Dataset excerpt
• • • •
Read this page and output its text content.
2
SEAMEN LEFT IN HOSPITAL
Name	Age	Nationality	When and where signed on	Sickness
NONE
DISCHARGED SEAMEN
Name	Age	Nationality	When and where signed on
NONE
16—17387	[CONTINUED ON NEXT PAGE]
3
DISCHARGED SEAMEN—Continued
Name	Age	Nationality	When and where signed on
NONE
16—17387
• • • •
● YOUR OBJECTIVE:
Extract all of the data above without altering anything.

● SOLUTION FOR THIS EXERCISE:
Read this page and output its text content.
2
SEAMEN LEFT IN HOSPITAL
Name	Age	Nationality	When and where signed on	Sickness
NONE
DISCHARGED SEAMEN
Name	Age	Nationality	When and where signed on
NONE
16—17387	[CONTINUED ON NEXT PAGE]
3
DISCHARGED SEAMEN—Continued
Name	Age	Nationality	When and where signed on
NONE
16—17387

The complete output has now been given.